-------- TASK MATERIAL --------

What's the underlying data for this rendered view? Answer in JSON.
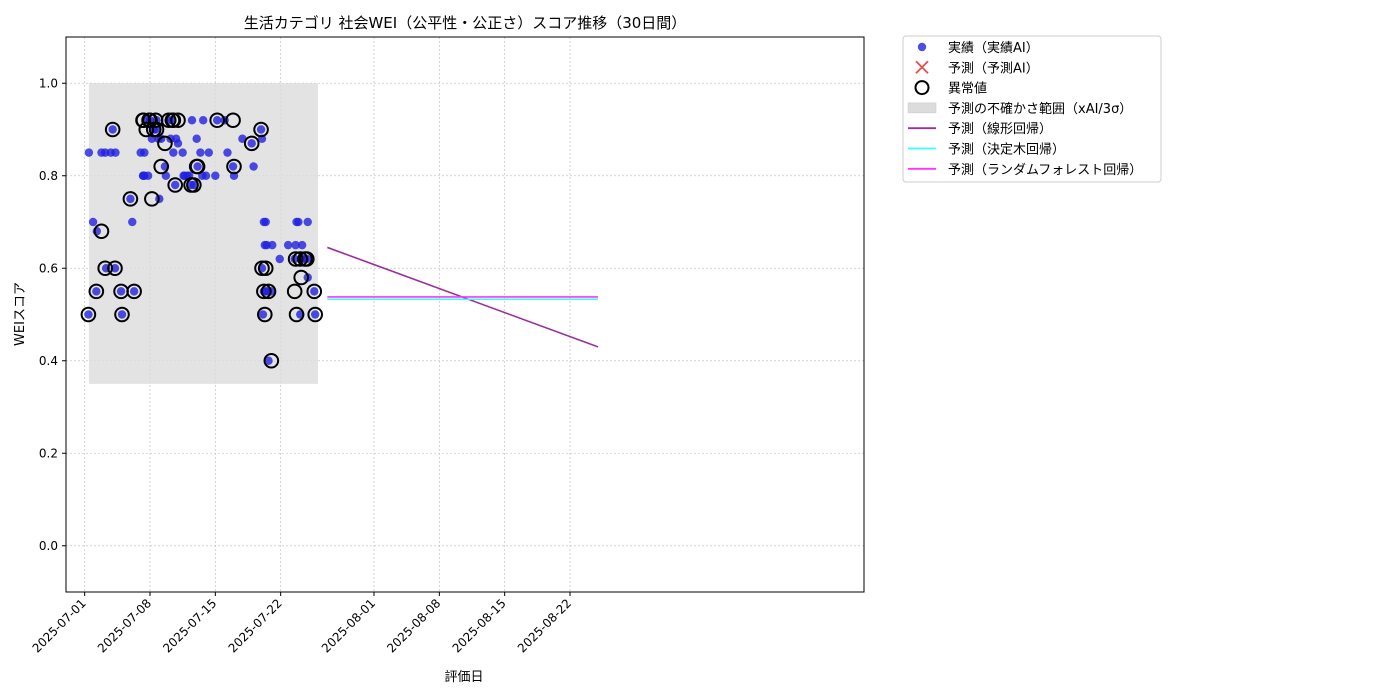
{
  "chart_data": {
    "type": "scatter",
    "title": "生活カテゴリ 社会WEI（公平性・公正さ）スコア推移（30日間）",
    "xlabel": "評価日",
    "ylabel": "WEIスコア",
    "xlim": [
      "2024-06-29",
      "2024-08-29"
    ],
    "ylim": [
      -0.1,
      1.1
    ],
    "x_ticks": [
      "2025-07-01",
      "2025-07-08",
      "2025-07-15",
      "2025-07-22",
      "2025-08-01",
      "2025-08-08",
      "2025-08-15",
      "2025-08-22"
    ],
    "y_ticks": [
      "0.0",
      "0.2",
      "0.4",
      "0.6",
      "0.8",
      "1.0"
    ],
    "grid": true,
    "legend_position": "outside-right-top",
    "legend": [
      {
        "label": "実績（実績AI）",
        "kind": "dot",
        "color": "#2020e0"
      },
      {
        "label": "予測（予測AI）",
        "kind": "cross",
        "color": "#e03030"
      },
      {
        "label": "異常値",
        "kind": "ring",
        "color": "#000000"
      },
      {
        "label": "予測の不確かさ範囲（xAI/3σ）",
        "kind": "band",
        "color": "#dcdcdc"
      },
      {
        "label": "予測（線形回帰）",
        "kind": "line",
        "color": "#9c2f9c"
      },
      {
        "label": "予測（決定木回帰）",
        "kind": "line",
        "color": "#33ffff"
      },
      {
        "label": "予測（ランダムフォレスト回帰）",
        "kind": "line",
        "color": "#ff33ff"
      }
    ],
    "band": {
      "x0": 0.45,
      "x1": 25.0,
      "y0": 0.35,
      "y1": 1.0,
      "color": "#dcdcdc"
    },
    "series": [
      {
        "name": "実績（実績AI）",
        "kind": "scatter",
        "color": "#2020e0",
        "x": [
          0.4,
          0.45,
          0.9,
          1.3,
          1.25,
          1.8,
          2.2,
          2.3,
          2.8,
          3.0,
          3.25,
          3.3,
          3.9,
          4.0,
          4.9,
          5.1,
          5.3,
          6.0,
          6.25,
          6.3,
          6.4,
          6.4,
          6.6,
          6.8,
          7.0,
          7.2,
          7.6,
          7.4,
          7.7,
          7.9,
          8.0,
          8.2,
          8.6,
          8.7,
          9.2,
          9.4,
          9.5,
          9.0,
          9.8,
          9.7,
          10.0,
          10.5,
          10.6,
          10.7,
          11.0,
          11.2,
          11.4,
          11.5,
          11.7,
          12.0,
          12.1,
          12.4,
          12.6,
          12.7,
          13.0,
          13.3,
          14.0,
          14.2,
          15.0,
          15.3,
          15.9,
          16.0,
          16.9,
          17.9,
          18.1,
          18.9,
          19.0,
          19.0,
          19.1,
          19.2,
          19.3,
          19.4,
          19.2,
          19.4,
          19.5,
          19.6,
          19.7,
          20.0,
          20.1,
          20.9,
          21.8,
          22.5,
          22.6,
          22.7,
          22.9,
          23.1,
          23.2,
          23.3,
          23.6,
          23.8,
          23.9,
          23.9,
          24.6,
          24.7
        ],
        "y": [
          0.5,
          0.85,
          0.7,
          0.68,
          0.55,
          0.85,
          0.85,
          0.6,
          0.85,
          0.9,
          0.6,
          0.85,
          0.55,
          0.5,
          0.75,
          0.7,
          0.55,
          0.85,
          0.8,
          0.8,
          0.8,
          0.85,
          0.92,
          0.8,
          0.92,
          0.88,
          0.9,
          0.9,
          0.92,
          0.88,
          0.75,
          0.88,
          0.82,
          0.8,
          0.88,
          0.92,
          0.85,
          0.92,
          0.88,
          0.78,
          0.87,
          0.85,
          0.8,
          0.8,
          0.8,
          0.8,
          0.78,
          0.92,
          0.78,
          0.88,
          0.82,
          0.85,
          0.8,
          0.92,
          0.8,
          0.85,
          0.8,
          0.92,
          0.92,
          0.85,
          0.82,
          0.8,
          0.88,
          0.87,
          0.82,
          0.9,
          0.88,
          0.6,
          0.5,
          0.7,
          0.65,
          0.7,
          0.55,
          0.55,
          0.65,
          0.55,
          0.4,
          0.55,
          0.65,
          0.62,
          0.65,
          0.62,
          0.65,
          0.7,
          0.7,
          0.5,
          0.62,
          0.65,
          0.62,
          0.62,
          0.7,
          0.58,
          0.55,
          0.5
        ]
      },
      {
        "name": "異常値",
        "kind": "anomaly",
        "color": "#000000",
        "x": [
          0.4,
          1.25,
          1.8,
          2.2,
          3.0,
          3.25,
          3.9,
          4.0,
          4.9,
          5.3,
          6.25,
          6.3,
          6.6,
          6.9,
          7.0,
          7.2,
          7.6,
          7.4,
          7.7,
          8.2,
          8.6,
          9.4,
          9.5,
          9.0,
          9.7,
          10.0,
          11.4,
          11.7,
          12.0,
          12.1,
          14.2,
          15.9,
          16.0,
          17.9,
          18.9,
          19.0,
          19.2,
          19.3,
          19.4,
          19.7,
          20.0,
          22.5,
          22.6,
          22.7,
          23.1,
          23.2,
          23.6,
          23.8,
          24.6,
          24.7
        ],
        "y": [
          0.5,
          0.55,
          0.68,
          0.6,
          0.9,
          0.6,
          0.55,
          0.5,
          0.75,
          0.55,
          0.92,
          0.92,
          0.9,
          0.92,
          0.92,
          0.75,
          0.92,
          0.9,
          0.9,
          0.82,
          0.87,
          0.92,
          0.92,
          0.92,
          0.78,
          0.92,
          0.78,
          0.78,
          0.82,
          0.82,
          0.92,
          0.92,
          0.82,
          0.87,
          0.9,
          0.6,
          0.55,
          0.5,
          0.6,
          0.55,
          0.4,
          0.55,
          0.62,
          0.5,
          0.62,
          0.58,
          0.62,
          0.62,
          0.55,
          0.5
        ]
      },
      {
        "name": "予測（線形回帰）",
        "kind": "line",
        "color": "#9c2f9c",
        "x": [
          0.0,
          29.0
        ],
        "y": [
          0.645,
          0.43
        ]
      },
      {
        "name": "予測（決定木回帰）",
        "kind": "line",
        "color": "#33ffff",
        "x": [
          0.0,
          29.0
        ],
        "y": [
          0.533,
          0.533
        ]
      },
      {
        "name": "予測（ランダムフォレスト回帰）",
        "kind": "line",
        "color": "#ff33ff",
        "x": [
          0.0,
          29.0
        ],
        "y": [
          0.538,
          0.538
        ]
      }
    ]
  }
}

--------

## WHAT IS REQUIRED
Search the listing above for the string "ランダムフォレスト回帰". Copy every line that contains it.

## WRITTEN SOLUTION
        "label": "予測（ランダムフォレスト回帰）",
        "name": "予測（ランダムフォレスト回帰）",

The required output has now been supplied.